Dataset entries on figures
* * * *
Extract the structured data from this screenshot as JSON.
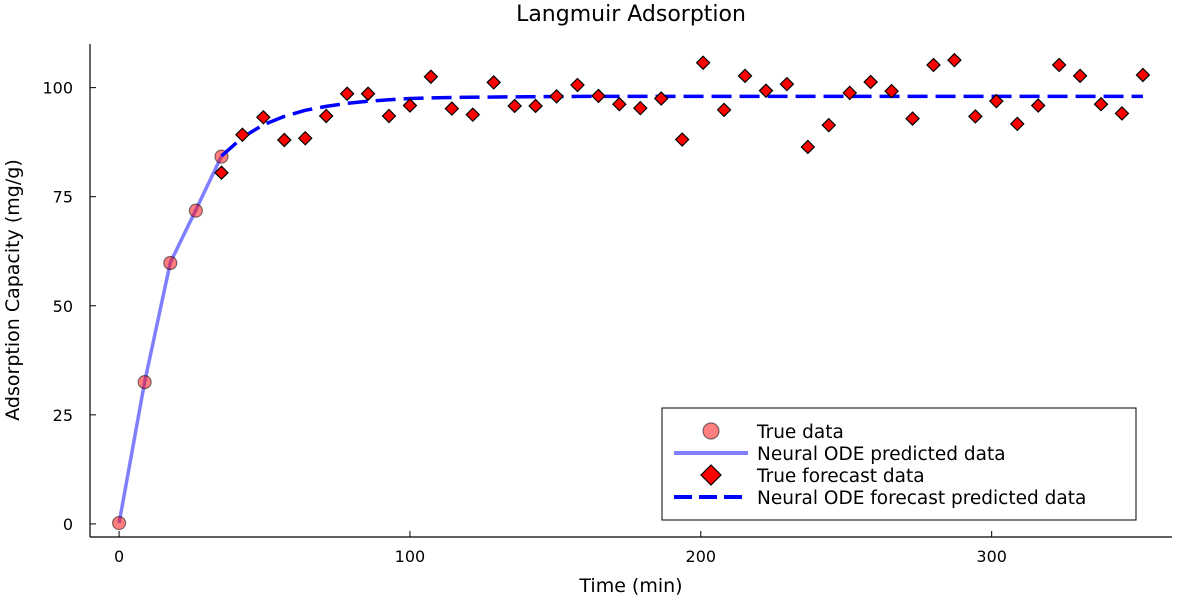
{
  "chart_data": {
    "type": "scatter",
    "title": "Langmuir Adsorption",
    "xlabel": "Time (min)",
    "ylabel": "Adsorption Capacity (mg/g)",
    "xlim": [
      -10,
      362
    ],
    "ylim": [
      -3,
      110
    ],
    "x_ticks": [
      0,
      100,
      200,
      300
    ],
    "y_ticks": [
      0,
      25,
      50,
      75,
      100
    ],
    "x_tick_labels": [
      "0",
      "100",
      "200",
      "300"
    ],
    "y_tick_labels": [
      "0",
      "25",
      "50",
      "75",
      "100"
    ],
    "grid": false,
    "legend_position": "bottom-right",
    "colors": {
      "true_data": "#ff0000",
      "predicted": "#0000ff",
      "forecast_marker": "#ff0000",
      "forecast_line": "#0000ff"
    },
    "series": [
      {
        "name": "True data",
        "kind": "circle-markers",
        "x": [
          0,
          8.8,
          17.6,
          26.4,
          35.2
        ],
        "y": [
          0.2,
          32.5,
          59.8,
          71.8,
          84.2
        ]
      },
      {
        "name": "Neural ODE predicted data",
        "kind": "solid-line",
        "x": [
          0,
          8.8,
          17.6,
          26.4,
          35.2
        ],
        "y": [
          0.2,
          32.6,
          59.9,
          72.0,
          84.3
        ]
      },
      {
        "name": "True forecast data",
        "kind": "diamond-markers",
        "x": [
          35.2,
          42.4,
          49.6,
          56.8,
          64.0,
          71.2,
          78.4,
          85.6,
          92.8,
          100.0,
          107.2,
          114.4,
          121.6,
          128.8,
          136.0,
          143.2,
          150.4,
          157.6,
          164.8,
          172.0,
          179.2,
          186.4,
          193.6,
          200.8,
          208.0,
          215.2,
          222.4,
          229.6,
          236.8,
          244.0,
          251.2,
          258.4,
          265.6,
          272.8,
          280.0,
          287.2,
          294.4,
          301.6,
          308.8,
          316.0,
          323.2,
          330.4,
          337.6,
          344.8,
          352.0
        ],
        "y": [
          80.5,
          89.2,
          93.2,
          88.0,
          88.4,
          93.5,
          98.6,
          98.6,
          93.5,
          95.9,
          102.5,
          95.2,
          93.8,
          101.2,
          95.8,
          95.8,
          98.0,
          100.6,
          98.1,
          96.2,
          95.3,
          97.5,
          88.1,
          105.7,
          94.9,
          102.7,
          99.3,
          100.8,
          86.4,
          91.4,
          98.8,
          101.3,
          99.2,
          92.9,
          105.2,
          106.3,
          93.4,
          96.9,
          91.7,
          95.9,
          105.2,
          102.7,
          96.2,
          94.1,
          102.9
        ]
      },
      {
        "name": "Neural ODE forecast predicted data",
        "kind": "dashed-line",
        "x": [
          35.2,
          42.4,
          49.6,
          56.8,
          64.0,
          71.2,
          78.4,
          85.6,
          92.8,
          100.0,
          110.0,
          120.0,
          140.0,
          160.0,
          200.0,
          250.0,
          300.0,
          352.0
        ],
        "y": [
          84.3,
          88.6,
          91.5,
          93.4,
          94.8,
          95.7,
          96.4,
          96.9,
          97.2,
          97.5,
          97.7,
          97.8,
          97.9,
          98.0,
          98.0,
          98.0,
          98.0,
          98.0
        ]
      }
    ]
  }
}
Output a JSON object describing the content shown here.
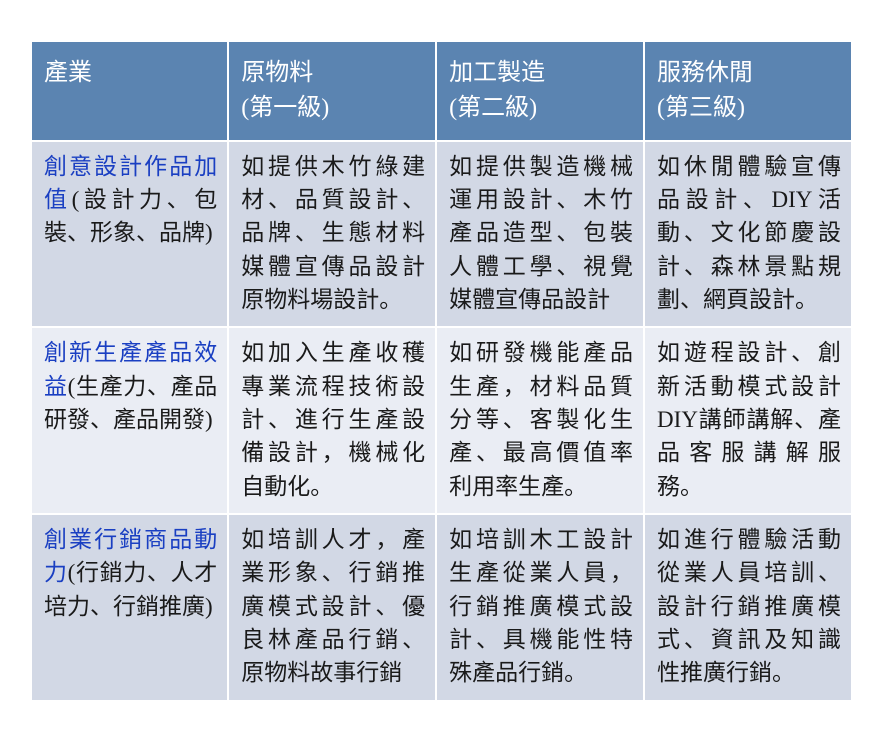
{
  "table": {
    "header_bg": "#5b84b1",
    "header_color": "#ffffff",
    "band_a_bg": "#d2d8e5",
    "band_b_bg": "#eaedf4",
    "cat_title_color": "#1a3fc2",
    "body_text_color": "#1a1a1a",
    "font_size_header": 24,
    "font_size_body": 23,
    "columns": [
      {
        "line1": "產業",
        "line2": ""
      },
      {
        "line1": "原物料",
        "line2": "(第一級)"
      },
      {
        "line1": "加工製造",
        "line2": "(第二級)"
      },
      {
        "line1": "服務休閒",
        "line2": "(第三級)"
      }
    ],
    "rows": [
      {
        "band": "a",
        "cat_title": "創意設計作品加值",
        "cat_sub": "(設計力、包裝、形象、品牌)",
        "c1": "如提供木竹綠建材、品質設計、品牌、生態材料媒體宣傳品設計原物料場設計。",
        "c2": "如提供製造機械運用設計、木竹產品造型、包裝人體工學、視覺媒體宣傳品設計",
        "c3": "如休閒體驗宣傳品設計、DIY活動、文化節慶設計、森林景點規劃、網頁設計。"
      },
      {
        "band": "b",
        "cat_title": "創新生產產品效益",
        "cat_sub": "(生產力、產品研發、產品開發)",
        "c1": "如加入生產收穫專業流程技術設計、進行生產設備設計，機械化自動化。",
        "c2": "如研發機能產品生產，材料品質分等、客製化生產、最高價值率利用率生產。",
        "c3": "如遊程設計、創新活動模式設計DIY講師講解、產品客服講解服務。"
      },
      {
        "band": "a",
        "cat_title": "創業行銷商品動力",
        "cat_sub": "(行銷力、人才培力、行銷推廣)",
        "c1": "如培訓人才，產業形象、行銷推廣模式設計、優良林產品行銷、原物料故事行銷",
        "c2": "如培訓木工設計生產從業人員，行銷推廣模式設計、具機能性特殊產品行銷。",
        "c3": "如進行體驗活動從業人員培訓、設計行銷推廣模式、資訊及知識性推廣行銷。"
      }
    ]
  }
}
* * * *
Task instructions =>
Are you able to set down all the lines above exactly, without any pictures?

Task solution =>
Extract the structured data from this screenshot as JSON.
{
  "chart_data": {
    "type": "scatter",
    "title": "Langmuir Adsorption",
    "xlabel": "Time (min)",
    "ylabel": "Adsorption Capacity (mg/g)",
    "xlim": [
      -10,
      362
    ],
    "ylim": [
      -3,
      110
    ],
    "x_ticks": [
      0,
      100,
      200,
      300
    ],
    "y_ticks": [
      0,
      25,
      50,
      75,
      100
    ],
    "x_tick_labels": [
      "0",
      "100",
      "200",
      "300"
    ],
    "y_tick_labels": [
      "0",
      "25",
      "50",
      "75",
      "100"
    ],
    "grid": false,
    "legend_position": "bottom-right",
    "colors": {
      "true_data": "#ff0000",
      "predicted": "#0000ff",
      "forecast_marker": "#ff0000",
      "forecast_line": "#0000ff"
    },
    "series": [
      {
        "name": "True data",
        "kind": "circle-markers",
        "x": [
          0,
          8.8,
          17.6,
          26.4,
          35.2
        ],
        "y": [
          0.2,
          32.5,
          59.8,
          71.8,
          84.2
        ]
      },
      {
        "name": "Neural ODE predicted data",
        "kind": "solid-line",
        "x": [
          0,
          8.8,
          17.6,
          26.4,
          35.2
        ],
        "y": [
          0.2,
          32.6,
          59.9,
          72.0,
          84.3
        ]
      },
      {
        "name": "True forecast data",
        "kind": "diamond-markers",
        "x": [
          35.2,
          42.4,
          49.6,
          56.8,
          64.0,
          71.2,
          78.4,
          85.6,
          92.8,
          100.0,
          107.2,
          114.4,
          121.6,
          128.8,
          136.0,
          143.2,
          150.4,
          157.6,
          164.8,
          172.0,
          179.2,
          186.4,
          193.6,
          200.8,
          208.0,
          215.2,
          222.4,
          229.6,
          236.8,
          244.0,
          251.2,
          258.4,
          265.6,
          272.8,
          280.0,
          287.2,
          294.4,
          301.6,
          308.8,
          316.0,
          323.2,
          330.4,
          337.6,
          344.8,
          352.0
        ],
        "y": [
          80.5,
          89.2,
          93.2,
          88.0,
          88.4,
          93.5,
          98.6,
          98.6,
          93.5,
          95.9,
          102.5,
          95.2,
          93.8,
          101.2,
          95.8,
          95.8,
          98.0,
          100.6,
          98.1,
          96.2,
          95.3,
          97.5,
          88.1,
          105.7,
          94.9,
          102.7,
          99.3,
          100.8,
          86.4,
          91.4,
          98.8,
          101.3,
          99.2,
          92.9,
          105.2,
          106.3,
          93.4,
          96.9,
          91.7,
          95.9,
          105.2,
          102.7,
          96.2,
          94.1,
          102.9
        ]
      },
      {
        "name": "Neural ODE forecast predicted data",
        "kind": "dashed-line",
        "x": [
          35.2,
          42.4,
          49.6,
          56.8,
          64.0,
          71.2,
          78.4,
          85.6,
          92.8,
          100.0,
          110.0,
          120.0,
          140.0,
          160.0,
          200.0,
          250.0,
          300.0,
          352.0
        ],
        "y": [
          84.3,
          88.6,
          91.5,
          93.4,
          94.8,
          95.7,
          96.4,
          96.9,
          97.2,
          97.5,
          97.7,
          97.8,
          97.9,
          98.0,
          98.0,
          98.0,
          98.0,
          98.0
        ]
      }
    ]
  }
}
Output a JSON object describing the content shown here.
{
  "table": {
    "header_bg": "#5b84b1",
    "header_color": "#ffffff",
    "band_a_bg": "#d2d8e5",
    "band_b_bg": "#eaedf4",
    "cat_title_color": "#1a3fc2",
    "body_text_color": "#1a1a1a",
    "font_size_header": 24,
    "font_size_body": 23,
    "columns": [
      {
        "line1": "產業",
        "line2": ""
      },
      {
        "line1": "原物料",
        "line2": "(第一級)"
      },
      {
        "line1": "加工製造",
        "line2": "(第二級)"
      },
      {
        "line1": "服務休閒",
        "line2": "(第三級)"
      }
    ],
    "rows": [
      {
        "band": "a",
        "cat_title": "創意設計作品加值",
        "cat_sub": "(設計力、包裝、形象、品牌)",
        "c1": "如提供木竹綠建材、品質設計、品牌、生態材料媒體宣傳品設計原物料場設計。",
        "c2": "如提供製造機械運用設計、木竹產品造型、包裝人體工學、視覺媒體宣傳品設計",
        "c3": "如休閒體驗宣傳品設計、DIY活動、文化節慶設計、森林景點規劃、網頁設計。"
      },
      {
        "band": "b",
        "cat_title": "創新生產產品效益",
        "cat_sub": "(生產力、產品研發、產品開發)",
        "c1": "如加入生產收穫專業流程技術設計、進行生產設備設計，機械化自動化。",
        "c2": "如研發機能產品生產，材料品質分等、客製化生產、最高價值率利用率生產。",
        "c3": "如遊程設計、創新活動模式設計DIY講師講解、產品客服講解服務。"
      },
      {
        "band": "a",
        "cat_title": "創業行銷商品動力",
        "cat_sub": "(行銷力、人才培力、行銷推廣)",
        "c1": "如培訓人才，產業形象、行銷推廣模式設計、優良林產品行銷、原物料故事行銷",
        "c2": "如培訓木工設計生產從業人員，行銷推廣模式設計、具機能性特殊產品行銷。",
        "c3": "如進行體驗活動從業人員培訓、設計行銷推廣模式、資訊及知識性推廣行銷。"
      }
    ]
  }
}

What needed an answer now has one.